(INFORMATION GIVEN):
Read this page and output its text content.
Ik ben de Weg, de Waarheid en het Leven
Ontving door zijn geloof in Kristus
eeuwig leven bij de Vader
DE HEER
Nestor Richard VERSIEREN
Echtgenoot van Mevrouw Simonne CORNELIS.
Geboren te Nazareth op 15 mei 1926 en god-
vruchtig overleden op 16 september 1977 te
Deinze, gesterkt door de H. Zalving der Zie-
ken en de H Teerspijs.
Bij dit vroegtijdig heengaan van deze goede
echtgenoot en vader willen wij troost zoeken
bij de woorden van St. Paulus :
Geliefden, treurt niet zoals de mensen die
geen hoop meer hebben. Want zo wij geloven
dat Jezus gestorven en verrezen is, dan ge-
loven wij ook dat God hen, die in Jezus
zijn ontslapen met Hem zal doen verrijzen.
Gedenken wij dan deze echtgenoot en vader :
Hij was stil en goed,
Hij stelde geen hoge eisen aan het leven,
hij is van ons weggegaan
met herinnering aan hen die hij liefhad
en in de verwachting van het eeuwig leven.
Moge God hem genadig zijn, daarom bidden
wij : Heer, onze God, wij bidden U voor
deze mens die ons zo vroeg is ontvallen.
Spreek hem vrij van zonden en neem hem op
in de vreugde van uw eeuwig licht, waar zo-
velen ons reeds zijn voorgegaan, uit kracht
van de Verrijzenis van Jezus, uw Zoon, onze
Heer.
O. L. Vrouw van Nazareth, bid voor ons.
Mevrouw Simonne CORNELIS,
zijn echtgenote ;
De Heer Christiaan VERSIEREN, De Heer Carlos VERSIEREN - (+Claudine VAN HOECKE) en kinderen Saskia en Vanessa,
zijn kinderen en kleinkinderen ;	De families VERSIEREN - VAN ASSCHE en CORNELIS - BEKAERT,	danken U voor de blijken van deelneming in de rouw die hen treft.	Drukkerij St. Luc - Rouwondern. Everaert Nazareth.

(REQUIREMENT): Write the data back out verbatim.

(THE OUTPUT):
Read this page and output its text content.
Ik ben de Weg, de Waarheid en het Leven
Ontving door zijn geloof in Kristus
eeuwig leven bij de Vader
DE HEER
Nestor Richard VERSIEREN
Echtgenoot van Mevrouw Simonne CORNELIS.
Geboren te Nazareth op 15 mei 1926 en god-
vruchtig overleden op 16 september 1977 te
Deinze, gesterkt door de H. Zalving der Zie-
ken en de H Teerspijs.
Bij dit vroegtijdig heengaan van deze goede
echtgenoot en vader willen wij troost zoeken
bij de woorden van St. Paulus :
Geliefden, treurt niet zoals de mensen die
geen hoop meer hebben. Want zo wij geloven
dat Jezus gestorven en verrezen is, dan ge-
loven wij ook dat God hen, die in Jezus
zijn ontslapen met Hem zal doen verrijzen.
Gedenken wij dan deze echtgenoot en vader :
Hij was stil en goed,
Hij stelde geen hoge eisen aan het leven,
hij is van ons weggegaan
met herinnering aan hen die hij liefhad
en in de verwachting van het eeuwig leven.
Moge God hem genadig zijn, daarom bidden
wij : Heer, onze God, wij bidden U voor
deze mens die ons zo vroeg is ontvallen.
Spreek hem vrij van zonden en neem hem op
in de vreugde van uw eeuwig licht, waar zo-
velen ons reeds zijn voorgegaan, uit kracht
van de Verrijzenis van Jezus, uw Zoon, onze
Heer.
O. L. Vrouw van Nazareth, bid voor ons.
Mevrouw Simonne CORNELIS,
zijn echtgenote ;
De Heer Christiaan VERSIEREN, De Heer Carlos VERSIEREN - (+Claudine VAN HOECKE) en kinderen Saskia en Vanessa,
zijn kinderen en kleinkinderen ;	De families VERSIEREN - VAN ASSCHE en CORNELIS - BEKAERT,	danken U voor de blijken van deelneming in de rouw die hen treft.	Drukkerij St. Luc - Rouwondern. Everaert Nazareth.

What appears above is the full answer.